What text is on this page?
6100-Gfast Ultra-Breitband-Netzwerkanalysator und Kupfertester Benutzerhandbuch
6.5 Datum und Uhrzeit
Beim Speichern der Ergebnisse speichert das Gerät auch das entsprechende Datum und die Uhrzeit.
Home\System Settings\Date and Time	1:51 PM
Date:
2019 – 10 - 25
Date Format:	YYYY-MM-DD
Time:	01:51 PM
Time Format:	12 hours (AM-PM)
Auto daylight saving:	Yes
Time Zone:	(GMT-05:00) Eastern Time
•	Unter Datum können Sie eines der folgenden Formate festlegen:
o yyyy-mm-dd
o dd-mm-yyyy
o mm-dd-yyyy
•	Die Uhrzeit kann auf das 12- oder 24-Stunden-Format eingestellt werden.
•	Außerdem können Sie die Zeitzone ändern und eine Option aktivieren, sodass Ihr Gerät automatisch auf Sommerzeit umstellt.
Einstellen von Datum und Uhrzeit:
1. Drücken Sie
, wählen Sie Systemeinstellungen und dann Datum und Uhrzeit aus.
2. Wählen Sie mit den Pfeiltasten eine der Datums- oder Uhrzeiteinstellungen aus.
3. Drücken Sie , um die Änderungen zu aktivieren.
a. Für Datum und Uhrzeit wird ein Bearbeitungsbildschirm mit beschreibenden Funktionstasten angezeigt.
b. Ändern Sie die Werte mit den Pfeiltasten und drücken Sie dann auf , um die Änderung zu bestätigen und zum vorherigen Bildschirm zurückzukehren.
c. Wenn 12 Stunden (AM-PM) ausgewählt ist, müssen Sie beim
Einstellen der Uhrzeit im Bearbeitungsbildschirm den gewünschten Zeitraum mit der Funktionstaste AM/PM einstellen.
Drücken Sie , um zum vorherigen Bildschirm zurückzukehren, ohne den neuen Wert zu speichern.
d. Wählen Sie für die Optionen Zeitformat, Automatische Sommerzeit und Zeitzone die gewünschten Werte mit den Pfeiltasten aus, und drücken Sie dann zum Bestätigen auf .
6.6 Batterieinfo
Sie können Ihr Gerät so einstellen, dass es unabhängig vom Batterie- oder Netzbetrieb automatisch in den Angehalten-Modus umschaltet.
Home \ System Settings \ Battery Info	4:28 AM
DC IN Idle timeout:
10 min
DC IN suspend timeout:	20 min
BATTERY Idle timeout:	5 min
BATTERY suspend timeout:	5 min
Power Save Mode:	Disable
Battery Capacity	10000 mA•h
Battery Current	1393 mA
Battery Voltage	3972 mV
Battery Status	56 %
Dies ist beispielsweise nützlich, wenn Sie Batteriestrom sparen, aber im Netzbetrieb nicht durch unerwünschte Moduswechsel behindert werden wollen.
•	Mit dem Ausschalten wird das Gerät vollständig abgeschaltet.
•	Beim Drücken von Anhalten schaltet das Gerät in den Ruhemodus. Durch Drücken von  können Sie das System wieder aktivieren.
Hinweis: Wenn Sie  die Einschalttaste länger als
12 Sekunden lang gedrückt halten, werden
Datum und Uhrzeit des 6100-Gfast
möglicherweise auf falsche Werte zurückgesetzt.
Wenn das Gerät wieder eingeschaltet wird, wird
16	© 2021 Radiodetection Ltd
● ● ● ● ● ● ●
[Exercise instructions] Copy out the lines that hold "Idle".

[Solution to this task]
DC IN Idle timeout:
BATTERY Idle timeout:	5 min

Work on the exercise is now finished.